* WRITTEN EXERCISE: Transcribe all of the material exactly.

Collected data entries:

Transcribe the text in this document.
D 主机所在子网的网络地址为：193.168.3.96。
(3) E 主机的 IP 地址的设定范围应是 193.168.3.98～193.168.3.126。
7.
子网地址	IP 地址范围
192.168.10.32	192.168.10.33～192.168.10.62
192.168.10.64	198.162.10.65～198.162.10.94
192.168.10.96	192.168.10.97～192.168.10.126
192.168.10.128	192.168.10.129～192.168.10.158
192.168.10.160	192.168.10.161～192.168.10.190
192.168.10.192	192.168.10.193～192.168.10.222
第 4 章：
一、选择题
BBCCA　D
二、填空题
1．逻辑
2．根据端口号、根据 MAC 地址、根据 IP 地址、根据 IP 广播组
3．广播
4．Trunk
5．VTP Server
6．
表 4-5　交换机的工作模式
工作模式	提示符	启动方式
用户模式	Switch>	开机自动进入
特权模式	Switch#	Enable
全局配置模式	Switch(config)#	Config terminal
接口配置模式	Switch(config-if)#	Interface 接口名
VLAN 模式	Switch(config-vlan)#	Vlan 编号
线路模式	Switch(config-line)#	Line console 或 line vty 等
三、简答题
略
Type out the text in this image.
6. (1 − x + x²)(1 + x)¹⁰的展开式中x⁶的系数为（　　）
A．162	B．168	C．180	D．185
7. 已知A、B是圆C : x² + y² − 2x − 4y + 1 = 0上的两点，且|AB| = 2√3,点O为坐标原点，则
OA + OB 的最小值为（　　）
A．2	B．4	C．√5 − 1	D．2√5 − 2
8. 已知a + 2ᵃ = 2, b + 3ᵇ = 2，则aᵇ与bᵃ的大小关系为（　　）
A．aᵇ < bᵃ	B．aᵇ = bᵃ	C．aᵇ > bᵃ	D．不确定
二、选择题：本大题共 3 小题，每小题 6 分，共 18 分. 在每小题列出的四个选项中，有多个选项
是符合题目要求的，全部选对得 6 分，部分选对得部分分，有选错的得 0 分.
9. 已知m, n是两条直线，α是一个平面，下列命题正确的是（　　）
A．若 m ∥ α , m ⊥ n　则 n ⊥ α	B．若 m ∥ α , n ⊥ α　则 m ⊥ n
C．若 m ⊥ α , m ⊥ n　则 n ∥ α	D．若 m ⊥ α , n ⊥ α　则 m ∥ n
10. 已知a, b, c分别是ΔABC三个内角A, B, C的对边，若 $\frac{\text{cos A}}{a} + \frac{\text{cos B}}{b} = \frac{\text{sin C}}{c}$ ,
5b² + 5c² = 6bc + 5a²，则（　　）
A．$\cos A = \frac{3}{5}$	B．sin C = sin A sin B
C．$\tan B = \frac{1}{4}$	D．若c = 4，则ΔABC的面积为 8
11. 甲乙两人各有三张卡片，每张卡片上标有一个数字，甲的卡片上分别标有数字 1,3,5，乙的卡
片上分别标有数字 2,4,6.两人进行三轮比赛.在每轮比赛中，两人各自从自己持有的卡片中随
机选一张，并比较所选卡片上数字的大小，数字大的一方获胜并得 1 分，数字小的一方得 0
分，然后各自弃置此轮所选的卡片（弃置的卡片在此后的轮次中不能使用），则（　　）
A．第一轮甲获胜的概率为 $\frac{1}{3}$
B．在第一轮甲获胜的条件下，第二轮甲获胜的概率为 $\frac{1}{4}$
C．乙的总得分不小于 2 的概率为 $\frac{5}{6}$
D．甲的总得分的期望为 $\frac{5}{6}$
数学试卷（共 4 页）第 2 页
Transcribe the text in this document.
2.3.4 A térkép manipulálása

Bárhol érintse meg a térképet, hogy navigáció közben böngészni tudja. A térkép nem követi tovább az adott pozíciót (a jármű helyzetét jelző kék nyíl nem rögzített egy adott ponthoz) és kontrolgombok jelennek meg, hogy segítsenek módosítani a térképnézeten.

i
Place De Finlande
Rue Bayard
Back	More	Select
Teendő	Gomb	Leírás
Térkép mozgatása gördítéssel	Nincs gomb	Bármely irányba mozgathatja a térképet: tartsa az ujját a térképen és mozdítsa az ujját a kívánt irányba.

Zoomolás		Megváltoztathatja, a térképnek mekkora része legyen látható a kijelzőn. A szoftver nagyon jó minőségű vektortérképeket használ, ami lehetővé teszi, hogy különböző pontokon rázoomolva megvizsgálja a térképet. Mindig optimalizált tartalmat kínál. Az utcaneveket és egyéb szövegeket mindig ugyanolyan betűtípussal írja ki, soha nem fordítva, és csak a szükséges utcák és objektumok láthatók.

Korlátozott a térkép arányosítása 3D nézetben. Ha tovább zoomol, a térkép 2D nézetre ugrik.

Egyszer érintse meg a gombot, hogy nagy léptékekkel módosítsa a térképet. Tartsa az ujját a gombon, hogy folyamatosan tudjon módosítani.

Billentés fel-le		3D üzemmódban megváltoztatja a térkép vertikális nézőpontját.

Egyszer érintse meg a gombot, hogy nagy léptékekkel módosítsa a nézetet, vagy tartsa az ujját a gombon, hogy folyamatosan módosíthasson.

* REPLY:
Transcribe the text in this document.
D 主机所在子网的网络地址为：193.168.3.96。
(3) E 主机的 IP 地址的设定范围应是 193.168.3.98～193.168.3.126。
7.
子网地址	IP 地址范围
192.168.10.32	192.168.10.33～192.168.10.62
192.168.10.64	198.162.10.65～198.162.10.94
192.168.10.96	192.168.10.97～192.168.10.126
192.168.10.128	192.168.10.129～192.168.10.158
192.168.10.160	192.168.10.161～192.168.10.190
192.168.10.192	192.168.10.193～192.168.10.222
第 4 章：
一、选择题
BBCCA　D
二、填空题
1．逻辑
2．根据端口号、根据 MAC 地址、根据 IP 地址、根据 IP 广播组
3．广播
4．Trunk
5．VTP Server
6．
表 4-5　交换机的工作模式
工作模式	提示符	启动方式
用户模式	Switch>	开机自动进入
特权模式	Switch#	Enable
全局配置模式	Switch(config)#	Config terminal
接口配置模式	Switch(config-if)#	Interface 接口名
VLAN 模式	Switch(config-vlan)#	Vlan 编号
线路模式	Switch(config-line)#	Line console 或 line vty 等
三、简答题
略
Type out the text in this image.
6. (1 − x + x²)(1 + x)¹⁰的展开式中x⁶的系数为（　　）
A．162	B．168	C．180	D．185
7. 已知A、B是圆C : x² + y² − 2x − 4y + 1 = 0上的两点，且|AB| = 2√3,点O为坐标原点，则
OA + OB 的最小值为（　　）
A．2	B．4	C．√5 − 1	D．2√5 − 2
8. 已知a + 2ᵃ = 2, b + 3ᵇ = 2，则aᵇ与bᵃ的大小关系为（　　）
A．aᵇ < bᵃ	B．aᵇ = bᵃ	C．aᵇ > bᵃ	D．不确定
二、选择题：本大题共 3 小题，每小题 6 分，共 18 分. 在每小题列出的四个选项中，有多个选项
是符合题目要求的，全部选对得 6 分，部分选对得部分分，有选错的得 0 分.
9. 已知m, n是两条直线，α是一个平面，下列命题正确的是（　　）
A．若 m ∥ α , m ⊥ n　则 n ⊥ α	B．若 m ∥ α , n ⊥ α　则 m ⊥ n
C．若 m ⊥ α , m ⊥ n　则 n ∥ α	D．若 m ⊥ α , n ⊥ α　则 m ∥ n
10. 已知a, b, c分别是ΔABC三个内角A, B, C的对边，若 $\frac{\text{cos A}}{a} + \frac{\text{cos B}}{b} = \frac{\text{sin C}}{c}$ ,
5b² + 5c² = 6bc + 5a²，则（　　）
A．$\cos A = \frac{3}{5}$	B．sin C = sin A sin B
C．$\tan B = \frac{1}{4}$	D．若c = 4，则ΔABC的面积为 8
11. 甲乙两人各有三张卡片，每张卡片上标有一个数字，甲的卡片上分别标有数字 1,3,5，乙的卡
片上分别标有数字 2,4,6.两人进行三轮比赛.在每轮比赛中，两人各自从自己持有的卡片中随
机选一张，并比较所选卡片上数字的大小，数字大的一方获胜并得 1 分，数字小的一方得 0
分，然后各自弃置此轮所选的卡片（弃置的卡片在此后的轮次中不能使用），则（　　）
A．第一轮甲获胜的概率为 $\frac{1}{3}$
B．在第一轮甲获胜的条件下，第二轮甲获胜的概率为 $\frac{1}{4}$
C．乙的总得分不小于 2 的概率为 $\frac{5}{6}$
D．甲的总得分的期望为 $\frac{5}{6}$
数学试卷（共 4 页）第 2 页
Transcribe the text in this document.
2.3.4 A térkép manipulálása

Bárhol érintse meg a térképet, hogy navigáció közben böngészni tudja. A térkép nem követi tovább az adott pozíciót (a jármű helyzetét jelző kék nyíl nem rögzített egy adott ponthoz) és kontrolgombok jelennek meg, hogy segítsenek módosítani a térképnézeten.

i
Place De Finlande
Rue Bayard
Back	More	Select
Teendő	Gomb	Leírás
Térkép mozgatása gördítéssel	Nincs gomb	Bármely irányba mozgathatja a térképet: tartsa az ujját a térképen és mozdítsa az ujját a kívánt irányba.

Zoomolás		Megváltoztathatja, a térképnek mekkora része legyen látható a kijelzőn. A szoftver nagyon jó minőségű vektortérképeket használ, ami lehetővé teszi, hogy különböző pontokon rázoomolva megvizsgálja a térképet. Mindig optimalizált tartalmat kínál. Az utcaneveket és egyéb szövegeket mindig ugyanolyan betűtípussal írja ki, soha nem fordítva, és csak a szükséges utcák és objektumok láthatók.

Korlátozott a térkép arányosítása 3D nézetben. Ha tovább zoomol, a térkép 2D nézetre ugrik.

Egyszer érintse meg a gombot, hogy nagy léptékekkel módosítsa a térképet. Tartsa az ujját a gombon, hogy folyamatosan tudjon módosítani.

Billentés fel-le		3D üzemmódban megváltoztatja a térkép vertikális nézőpontját.

Egyszer érintse meg a gombot, hogy nagy léptékekkel módosítsa a nézetet, vagy tartsa az ujját a gombon, hogy folyamatosan módosíthasson.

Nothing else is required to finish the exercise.